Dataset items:

--*--

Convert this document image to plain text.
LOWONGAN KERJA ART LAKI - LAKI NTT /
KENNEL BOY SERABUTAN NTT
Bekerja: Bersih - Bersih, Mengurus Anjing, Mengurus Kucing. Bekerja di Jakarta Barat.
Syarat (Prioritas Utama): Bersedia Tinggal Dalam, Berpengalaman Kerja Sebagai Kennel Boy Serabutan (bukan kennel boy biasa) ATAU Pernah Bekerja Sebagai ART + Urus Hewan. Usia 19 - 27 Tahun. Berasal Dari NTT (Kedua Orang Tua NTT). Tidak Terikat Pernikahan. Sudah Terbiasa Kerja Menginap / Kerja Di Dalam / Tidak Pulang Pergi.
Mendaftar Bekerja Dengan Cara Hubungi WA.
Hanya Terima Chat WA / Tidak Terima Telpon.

--*--

# Given request:
Pick out each line containing the string "Bekerja" and copy it.

# Solution to this problem:
Bekerja: Bersih - Bersih, Mengurus Anjing, Mengurus Kucing. Bekerja di Jakarta Barat.
Syarat (Prioritas Utama): Bersedia Tinggal Dalam, Berpengalaman Kerja Sebagai Kennel Boy Serabutan (bukan kennel boy biasa) ATAU Pernah Bekerja Sebagai ART + Urus Hewan. Usia 19 - 27 Tahun. Berasal Dari NTT (Kedua Orang Tua NTT). Tidak Terikat Pernikahan. Sudah Terbiasa Kerja Menginap / Kerja Di Dalam / Tidak Pulang Pergi.
Mendaftar Bekerja Dengan Cara Hubungi WA.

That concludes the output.